Text to read:
--- Begin ---

Excluding 'searing' and 'sitting' which have duplicate phones, the top 3 are 'synod', 'selling', and 'salad'.

  • I don't like 'synod'. First off, I don't even know the word! Secondly, I want to save 'ɪ' for a 2nd or 3rd guess word ending in 'ɪ ŋ'.
  • 's ɛ l ɪ ŋ' is also not ideal. Its bag probability is much lower than 'salad', reason being 'ɪ ŋ' ending boosts the positional probability, but 'ŋ' has much lower probability elsewhere. This means, 'ɪ ŋ' will either produce exact-slot hit (green) or just wasted, i.e., it won't offer up "somewhere in there" hits (yellow). This is why '-ing' words are better as the 2nd or even 3rd guess word.
  • So, 'salad' it is! It's a fun word too.

Q7: One opener isn't quite enough against 39 (!!) speech sounds. Can we come up with a set of three words?¶

In [83]:
# code that Na-Rae didn't transfer from Python shell session...
# Step 1: lock 'salad' as WORD1 
# Step 2: find WORD2 - no overlapping phones with 'salad', with highest positional probability
# Step 3: find WORD3 - no overlap with 'salad' and WORD2 
#   (... not strictly going by top probs, applied some favoritism...) 
# the three words I chose: 'salad', 'caring', and 'painter'.

--- End ---

Dataset content:
--- Begin ---

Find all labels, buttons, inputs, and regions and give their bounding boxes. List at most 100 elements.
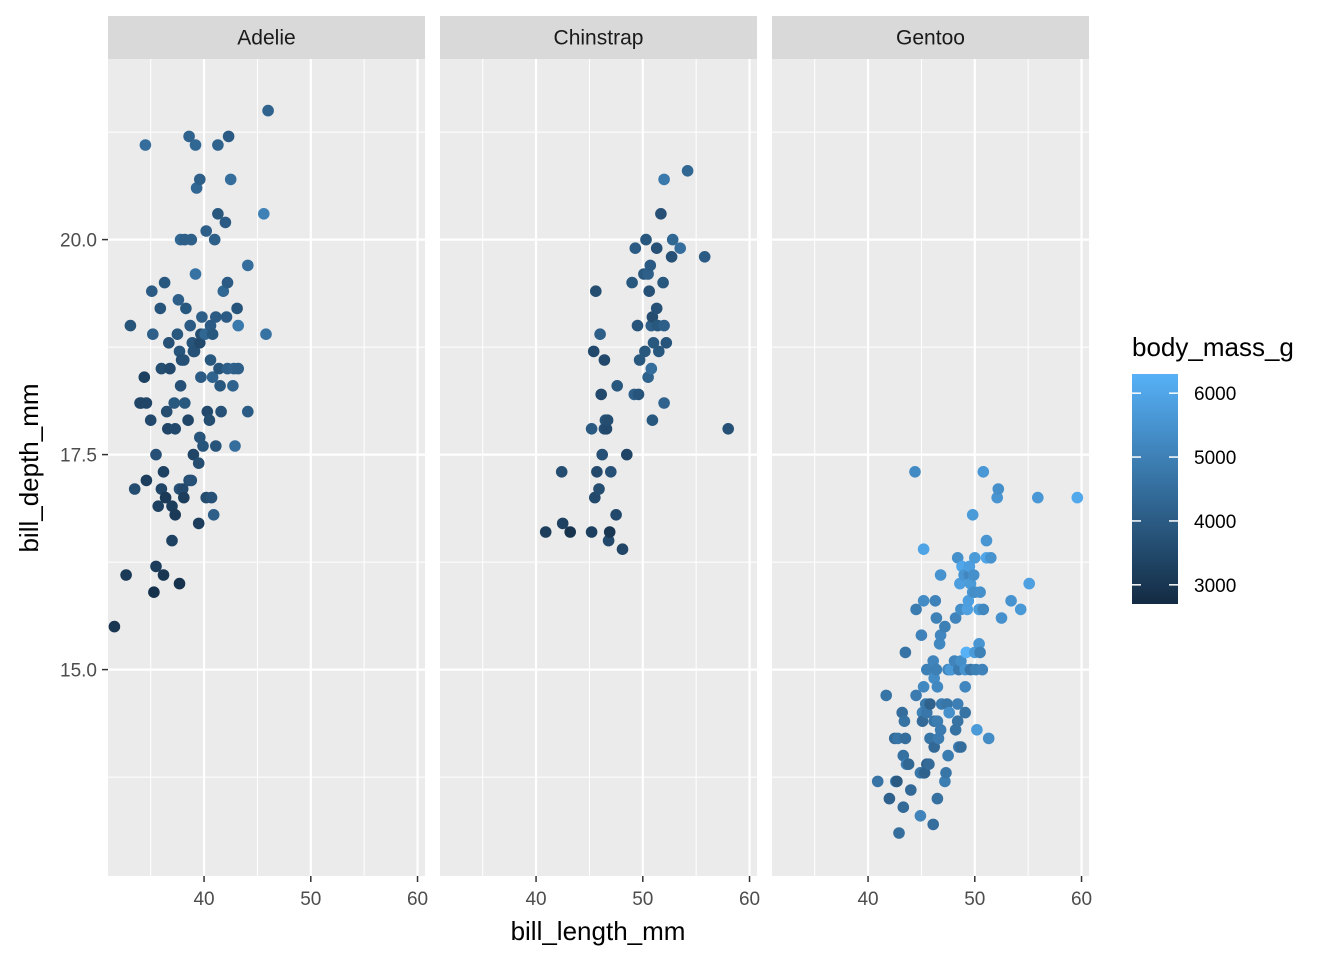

--- End ---

Given instruction 1: Reproduce the passage on opener words, everything from "# Step 1: lock" down to "applied some favoritism...)".
Given instruction 2:
Based on the passage on opener words, state whether each statement below agrees with it. Answer yes or no, and quote the words that settle each one.
(a) 'searing' and 'sitting' are left out because they have duplicate phones.
(b) Words ending in '-ing' work best as the first guess.
(c) 'synod' is one of the three words finally chosen.

Complete response 1:
# Step 1: lock 'salad' as WORD1 
# Step 2: find WORD2 - no overlapping phones with 'salad', with highest positional probability
# Step 3: find WORD3 - no overlap with 'salad' and WORD2 
#   (... not strictly going by top probs, applied some favoritism...)

Complete response 2:
(a) Yes: "Excluding 'searing' and 'sitting' which have duplicate phones"
(b) No: "This is why '-ing' words are better as the 2nd or even 3rd guess word."
(c) No: "the three words I chose: 'salad', 'caring', and 'painter'."